• Job: Take the entries below and print all of them exactly, please.
++++ Record set ++++
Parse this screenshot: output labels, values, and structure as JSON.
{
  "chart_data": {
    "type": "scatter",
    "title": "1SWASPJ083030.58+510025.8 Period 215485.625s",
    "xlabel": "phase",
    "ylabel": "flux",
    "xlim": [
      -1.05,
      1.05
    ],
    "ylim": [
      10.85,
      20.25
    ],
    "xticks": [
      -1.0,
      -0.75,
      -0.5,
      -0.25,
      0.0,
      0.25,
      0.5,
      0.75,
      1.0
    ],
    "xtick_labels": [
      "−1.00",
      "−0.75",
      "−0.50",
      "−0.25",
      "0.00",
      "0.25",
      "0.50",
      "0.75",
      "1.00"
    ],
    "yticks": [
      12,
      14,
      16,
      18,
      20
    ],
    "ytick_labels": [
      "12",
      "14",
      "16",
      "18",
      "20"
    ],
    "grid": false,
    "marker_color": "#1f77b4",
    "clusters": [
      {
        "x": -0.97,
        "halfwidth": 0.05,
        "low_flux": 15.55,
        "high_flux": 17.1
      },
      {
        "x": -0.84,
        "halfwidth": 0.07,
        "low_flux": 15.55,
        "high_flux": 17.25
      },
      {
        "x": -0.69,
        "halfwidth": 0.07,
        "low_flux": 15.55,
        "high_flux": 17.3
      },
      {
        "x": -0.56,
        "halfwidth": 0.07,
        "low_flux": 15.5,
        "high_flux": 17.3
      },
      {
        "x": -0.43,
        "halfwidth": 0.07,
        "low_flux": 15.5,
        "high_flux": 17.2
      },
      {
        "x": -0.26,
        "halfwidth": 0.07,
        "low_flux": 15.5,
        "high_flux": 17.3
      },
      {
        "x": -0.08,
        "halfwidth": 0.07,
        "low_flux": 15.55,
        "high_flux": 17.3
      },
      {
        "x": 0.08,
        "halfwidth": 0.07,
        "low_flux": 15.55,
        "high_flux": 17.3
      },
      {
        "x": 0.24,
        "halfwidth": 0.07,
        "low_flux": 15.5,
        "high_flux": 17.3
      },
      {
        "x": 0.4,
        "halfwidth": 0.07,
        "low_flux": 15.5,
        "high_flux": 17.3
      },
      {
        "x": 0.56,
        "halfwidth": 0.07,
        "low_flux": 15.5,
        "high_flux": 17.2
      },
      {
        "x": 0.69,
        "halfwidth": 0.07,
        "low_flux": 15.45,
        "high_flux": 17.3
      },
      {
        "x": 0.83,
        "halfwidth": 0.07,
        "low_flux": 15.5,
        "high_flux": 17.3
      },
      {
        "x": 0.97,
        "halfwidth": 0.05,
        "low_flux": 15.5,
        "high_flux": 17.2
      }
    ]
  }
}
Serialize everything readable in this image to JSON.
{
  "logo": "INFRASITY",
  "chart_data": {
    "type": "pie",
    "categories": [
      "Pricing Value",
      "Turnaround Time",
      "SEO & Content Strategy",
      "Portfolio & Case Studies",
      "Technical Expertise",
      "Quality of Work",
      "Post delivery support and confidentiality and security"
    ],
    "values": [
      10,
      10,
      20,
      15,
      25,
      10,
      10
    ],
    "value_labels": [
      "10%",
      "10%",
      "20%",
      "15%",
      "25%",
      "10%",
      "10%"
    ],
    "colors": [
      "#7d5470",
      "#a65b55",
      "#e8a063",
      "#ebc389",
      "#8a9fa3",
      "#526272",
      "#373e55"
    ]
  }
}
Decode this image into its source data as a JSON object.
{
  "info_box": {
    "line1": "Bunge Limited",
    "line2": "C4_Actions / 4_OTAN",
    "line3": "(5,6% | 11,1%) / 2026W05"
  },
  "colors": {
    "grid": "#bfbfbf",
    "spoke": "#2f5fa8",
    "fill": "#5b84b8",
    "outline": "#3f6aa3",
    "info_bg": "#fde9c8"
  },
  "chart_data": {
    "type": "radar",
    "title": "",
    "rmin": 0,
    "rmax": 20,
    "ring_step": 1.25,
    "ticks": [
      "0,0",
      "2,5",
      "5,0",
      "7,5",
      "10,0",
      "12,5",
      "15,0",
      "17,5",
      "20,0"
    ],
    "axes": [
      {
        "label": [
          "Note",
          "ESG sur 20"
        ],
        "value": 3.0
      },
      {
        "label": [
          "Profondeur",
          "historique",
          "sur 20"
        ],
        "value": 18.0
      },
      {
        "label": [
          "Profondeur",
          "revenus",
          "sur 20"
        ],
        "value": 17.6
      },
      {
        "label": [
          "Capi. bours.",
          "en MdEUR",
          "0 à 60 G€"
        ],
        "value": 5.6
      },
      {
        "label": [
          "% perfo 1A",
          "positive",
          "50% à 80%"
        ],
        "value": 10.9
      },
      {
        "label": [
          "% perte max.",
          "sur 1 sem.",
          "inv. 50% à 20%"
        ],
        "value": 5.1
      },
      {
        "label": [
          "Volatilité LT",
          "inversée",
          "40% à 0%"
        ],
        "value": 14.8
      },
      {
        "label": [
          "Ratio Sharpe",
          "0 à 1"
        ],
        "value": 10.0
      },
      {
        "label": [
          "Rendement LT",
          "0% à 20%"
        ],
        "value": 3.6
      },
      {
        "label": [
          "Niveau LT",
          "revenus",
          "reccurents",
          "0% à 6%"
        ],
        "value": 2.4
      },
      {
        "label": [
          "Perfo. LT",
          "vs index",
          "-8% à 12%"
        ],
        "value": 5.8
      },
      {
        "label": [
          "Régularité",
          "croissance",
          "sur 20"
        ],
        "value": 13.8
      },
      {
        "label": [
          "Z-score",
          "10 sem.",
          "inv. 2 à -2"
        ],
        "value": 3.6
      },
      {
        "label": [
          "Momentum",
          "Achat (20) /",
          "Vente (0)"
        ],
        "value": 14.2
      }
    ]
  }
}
++++
• The response:
Parse this screenshot: output labels, values, and structure as JSON.
{
  "chart_data": {
    "type": "scatter",
    "title": "1SWASPJ083030.58+510025.8 Period 215485.625s",
    "xlabel": "phase",
    "ylabel": "flux",
    "xlim": [
      -1.05,
      1.05
    ],
    "ylim": [
      10.85,
      20.25
    ],
    "xticks": [
      -1.0,
      -0.75,
      -0.5,
      -0.25,
      0.0,
      0.25,
      0.5,
      0.75,
      1.0
    ],
    "xtick_labels": [
      "−1.00",
      "−0.75",
      "−0.50",
      "−0.25",
      "0.00",
      "0.25",
      "0.50",
      "0.75",
      "1.00"
    ],
    "yticks": [
      12,
      14,
      16,
      18,
      20
    ],
    "ytick_labels": [
      "12",
      "14",
      "16",
      "18",
      "20"
    ],
    "grid": false,
    "marker_color": "#1f77b4",
    "clusters": [
      {
        "x": -0.97,
        "halfwidth": 0.05,
        "low_flux": 15.55,
        "high_flux": 17.1
      },
      {
        "x": -0.84,
        "halfwidth": 0.07,
        "low_flux": 15.55,
        "high_flux": 17.25
      },
      {
        "x": -0.69,
        "halfwidth": 0.07,
        "low_flux": 15.55,
        "high_flux": 17.3
      },
      {
        "x": -0.56,
        "halfwidth": 0.07,
        "low_flux": 15.5,
        "high_flux": 17.3
      },
      {
        "x": -0.43,
        "halfwidth": 0.07,
        "low_flux": 15.5,
        "high_flux": 17.2
      },
      {
        "x": -0.26,
        "halfwidth": 0.07,
        "low_flux": 15.5,
        "high_flux": 17.3
      },
      {
        "x": -0.08,
        "halfwidth": 0.07,
        "low_flux": 15.55,
        "high_flux": 17.3
      },
      {
        "x": 0.08,
        "halfwidth": 0.07,
        "low_flux": 15.55,
        "high_flux": 17.3
      },
      {
        "x": 0.24,
        "halfwidth": 0.07,
        "low_flux": 15.5,
        "high_flux": 17.3
      },
      {
        "x": 0.4,
        "halfwidth": 0.07,
        "low_flux": 15.5,
        "high_flux": 17.3
      },
      {
        "x": 0.56,
        "halfwidth": 0.07,
        "low_flux": 15.5,
        "high_flux": 17.2
      },
      {
        "x": 0.69,
        "halfwidth": 0.07,
        "low_flux": 15.45,
        "high_flux": 17.3
      },
      {
        "x": 0.83,
        "halfwidth": 0.07,
        "low_flux": 15.5,
        "high_flux": 17.3
      },
      {
        "x": 0.97,
        "halfwidth": 0.05,
        "low_flux": 15.5,
        "high_flux": 17.2
      }
    ]
  }
}
Serialize everything readable in this image to JSON.
{
  "logo": "INFRASITY",
  "chart_data": {
    "type": "pie",
    "categories": [
      "Pricing Value",
      "Turnaround Time",
      "SEO & Content Strategy",
      "Portfolio & Case Studies",
      "Technical Expertise",
      "Quality of Work",
      "Post delivery support and confidentiality and security"
    ],
    "values": [
      10,
      10,
      20,
      15,
      25,
      10,
      10
    ],
    "value_labels": [
      "10%",
      "10%",
      "20%",
      "15%",
      "25%",
      "10%",
      "10%"
    ],
    "colors": [
      "#7d5470",
      "#a65b55",
      "#e8a063",
      "#ebc389",
      "#8a9fa3",
      "#526272",
      "#373e55"
    ]
  }
}
Decode this image into its source data as a JSON object.
{
  "info_box": {
    "line1": "Bunge Limited",
    "line2": "C4_Actions / 4_OTAN",
    "line3": "(5,6% | 11,1%) / 2026W05"
  },
  "colors": {
    "grid": "#bfbfbf",
    "spoke": "#2f5fa8",
    "fill": "#5b84b8",
    "outline": "#3f6aa3",
    "info_bg": "#fde9c8"
  },
  "chart_data": {
    "type": "radar",
    "title": "",
    "rmin": 0,
    "rmax": 20,
    "ring_step": 1.25,
    "ticks": [
      "0,0",
      "2,5",
      "5,0",
      "7,5",
      "10,0",
      "12,5",
      "15,0",
      "17,5",
      "20,0"
    ],
    "axes": [
      {
        "label": [
          "Note",
          "ESG sur 20"
        ],
        "value": 3.0
      },
      {
        "label": [
          "Profondeur",
          "historique",
          "sur 20"
        ],
        "value": 18.0
      },
      {
        "label": [
          "Profondeur",
          "revenus",
          "sur 20"
        ],
        "value": 17.6
      },
      {
        "label": [
          "Capi. bours.",
          "en MdEUR",
          "0 à 60 G€"
        ],
        "value": 5.6
      },
      {
        "label": [
          "% perfo 1A",
          "positive",
          "50% à 80%"
        ],
        "value": 10.9
      },
      {
        "label": [
          "% perte max.",
          "sur 1 sem.",
          "inv. 50% à 20%"
        ],
        "value": 5.1
      },
      {
        "label": [
          "Volatilité LT",
          "inversée",
          "40% à 0%"
        ],
        "value": 14.8
      },
      {
        "label": [
          "Ratio Sharpe",
          "0 à 1"
        ],
        "value": 10.0
      },
      {
        "label": [
          "Rendement LT",
          "0% à 20%"
        ],
        "value": 3.6
      },
      {
        "label": [
          "Niveau LT",
          "revenus",
          "reccurents",
          "0% à 6%"
        ],
        "value": 2.4
      },
      {
        "label": [
          "Perfo. LT",
          "vs index",
          "-8% à 12%"
        ],
        "value": 5.8
      },
      {
        "label": [
          "Régularité",
          "croissance",
          "sur 20"
        ],
        "value": 13.8
      },
      {
        "label": [
          "Z-score",
          "10 sem.",
          "inv. 2 à -2"
        ],
        "value": 3.6
      },
      {
        "label": [
          "Momentum",
          "Achat (20) /",
          "Vente (0)"
        ],
        "value": 14.2
      }
    ]
  }
}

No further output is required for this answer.